## Exercise objective
Select all lines with the string "KemenkesRI" in them, and copy those lines.

• • • •

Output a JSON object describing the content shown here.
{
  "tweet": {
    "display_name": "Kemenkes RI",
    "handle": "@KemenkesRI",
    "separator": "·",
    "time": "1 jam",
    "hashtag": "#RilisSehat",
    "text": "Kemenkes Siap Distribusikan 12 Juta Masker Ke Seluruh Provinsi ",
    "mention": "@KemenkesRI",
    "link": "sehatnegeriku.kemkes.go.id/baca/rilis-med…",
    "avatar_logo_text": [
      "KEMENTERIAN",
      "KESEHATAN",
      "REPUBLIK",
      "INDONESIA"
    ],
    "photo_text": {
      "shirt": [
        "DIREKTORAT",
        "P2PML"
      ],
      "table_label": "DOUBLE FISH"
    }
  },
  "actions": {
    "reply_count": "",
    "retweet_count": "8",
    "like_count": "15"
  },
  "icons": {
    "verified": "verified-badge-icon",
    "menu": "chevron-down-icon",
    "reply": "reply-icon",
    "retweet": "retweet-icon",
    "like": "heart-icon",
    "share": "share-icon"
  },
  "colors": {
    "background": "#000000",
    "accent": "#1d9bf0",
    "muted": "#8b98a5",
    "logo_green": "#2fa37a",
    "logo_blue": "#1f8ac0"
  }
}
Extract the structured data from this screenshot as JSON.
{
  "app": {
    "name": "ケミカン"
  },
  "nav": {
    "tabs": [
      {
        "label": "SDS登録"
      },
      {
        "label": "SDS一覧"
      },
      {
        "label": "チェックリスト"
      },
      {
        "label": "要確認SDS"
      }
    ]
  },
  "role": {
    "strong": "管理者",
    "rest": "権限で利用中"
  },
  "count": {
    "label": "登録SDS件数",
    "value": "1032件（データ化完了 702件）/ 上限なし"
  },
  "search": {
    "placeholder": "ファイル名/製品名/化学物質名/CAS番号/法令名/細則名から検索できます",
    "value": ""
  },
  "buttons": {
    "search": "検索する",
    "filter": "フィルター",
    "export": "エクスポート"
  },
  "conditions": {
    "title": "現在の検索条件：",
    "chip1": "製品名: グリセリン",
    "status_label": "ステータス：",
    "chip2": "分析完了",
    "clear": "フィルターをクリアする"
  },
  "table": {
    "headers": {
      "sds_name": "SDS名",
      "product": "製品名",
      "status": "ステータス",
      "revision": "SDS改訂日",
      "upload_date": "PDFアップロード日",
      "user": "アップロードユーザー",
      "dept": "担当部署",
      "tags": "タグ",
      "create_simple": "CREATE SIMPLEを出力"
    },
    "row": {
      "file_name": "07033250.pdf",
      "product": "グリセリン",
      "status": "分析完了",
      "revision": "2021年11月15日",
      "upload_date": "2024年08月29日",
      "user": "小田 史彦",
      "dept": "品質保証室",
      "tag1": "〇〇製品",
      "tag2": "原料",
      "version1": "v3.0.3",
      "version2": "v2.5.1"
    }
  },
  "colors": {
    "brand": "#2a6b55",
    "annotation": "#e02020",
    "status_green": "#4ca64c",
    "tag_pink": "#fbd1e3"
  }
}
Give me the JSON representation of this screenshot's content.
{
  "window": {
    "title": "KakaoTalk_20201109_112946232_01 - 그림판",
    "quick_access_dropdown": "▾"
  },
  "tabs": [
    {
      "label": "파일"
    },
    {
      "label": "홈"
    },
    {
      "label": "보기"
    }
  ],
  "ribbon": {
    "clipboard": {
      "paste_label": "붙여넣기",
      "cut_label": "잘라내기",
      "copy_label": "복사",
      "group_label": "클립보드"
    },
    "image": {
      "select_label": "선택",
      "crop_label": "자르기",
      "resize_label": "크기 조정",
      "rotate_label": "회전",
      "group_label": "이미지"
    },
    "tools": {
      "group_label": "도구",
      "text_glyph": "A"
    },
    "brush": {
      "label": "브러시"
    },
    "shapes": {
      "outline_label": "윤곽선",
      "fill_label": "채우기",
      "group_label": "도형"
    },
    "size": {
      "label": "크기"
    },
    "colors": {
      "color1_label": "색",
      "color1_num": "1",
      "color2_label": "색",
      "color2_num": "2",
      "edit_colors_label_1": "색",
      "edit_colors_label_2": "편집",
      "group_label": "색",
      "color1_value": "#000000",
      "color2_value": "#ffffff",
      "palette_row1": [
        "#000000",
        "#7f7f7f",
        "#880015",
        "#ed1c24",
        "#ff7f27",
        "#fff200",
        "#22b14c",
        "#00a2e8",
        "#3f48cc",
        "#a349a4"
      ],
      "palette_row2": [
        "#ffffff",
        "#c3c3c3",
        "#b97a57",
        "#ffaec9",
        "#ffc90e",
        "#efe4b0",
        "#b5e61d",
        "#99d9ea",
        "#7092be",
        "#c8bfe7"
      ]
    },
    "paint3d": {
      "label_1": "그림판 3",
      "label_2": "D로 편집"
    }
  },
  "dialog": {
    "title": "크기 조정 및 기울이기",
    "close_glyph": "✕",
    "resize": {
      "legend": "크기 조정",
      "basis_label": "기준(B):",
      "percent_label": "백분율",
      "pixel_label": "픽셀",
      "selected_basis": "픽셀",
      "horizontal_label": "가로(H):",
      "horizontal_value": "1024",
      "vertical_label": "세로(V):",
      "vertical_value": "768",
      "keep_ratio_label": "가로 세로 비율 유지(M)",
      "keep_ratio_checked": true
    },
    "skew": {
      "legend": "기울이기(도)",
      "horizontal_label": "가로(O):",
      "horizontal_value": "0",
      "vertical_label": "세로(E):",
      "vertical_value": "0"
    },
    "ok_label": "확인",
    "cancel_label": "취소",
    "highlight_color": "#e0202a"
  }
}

• • • •

## Finished answer
    "handle": "@KemenkesRI",
    "mention": "@KemenkesRI",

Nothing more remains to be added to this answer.